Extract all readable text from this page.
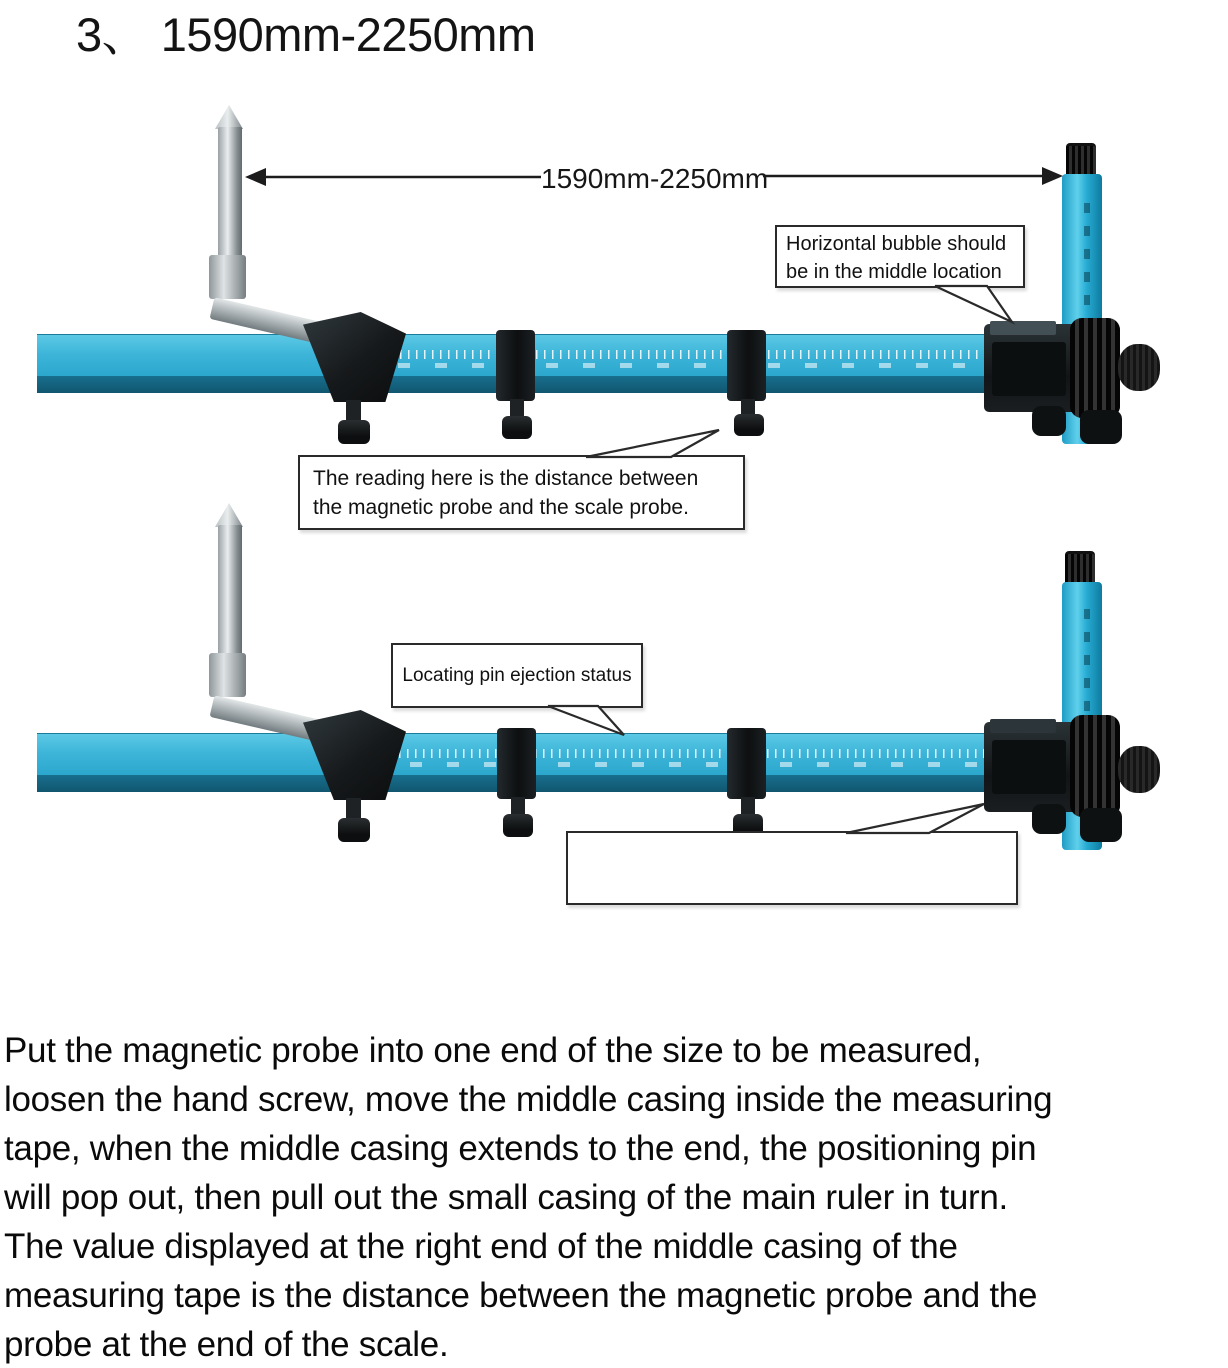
3、 1590mm-2250mm
1590mm-2250mm
Horizontal bubble should
be in the middle location
The reading here is the distance between
the magnetic probe and the scale probe.
Locating pin ejection status
Put the magnetic probe into one end of the size to be measured,
loosen the hand screw, move the middle casing inside the measuring
tape, when the middle casing extends to the end, the positioning pin
will pop out, then pull out the small casing of the main ruler in turn.
The value displayed at the right end of the middle casing of the
measuring tape is the distance between the magnetic probe and the
probe at the end of the scale.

------

*PROMPT*
In the entries above, find each line with the string "scale" and copy it.

*THE SOLUTION*
the magnetic probe and the scale probe.
probe at the end of the scale.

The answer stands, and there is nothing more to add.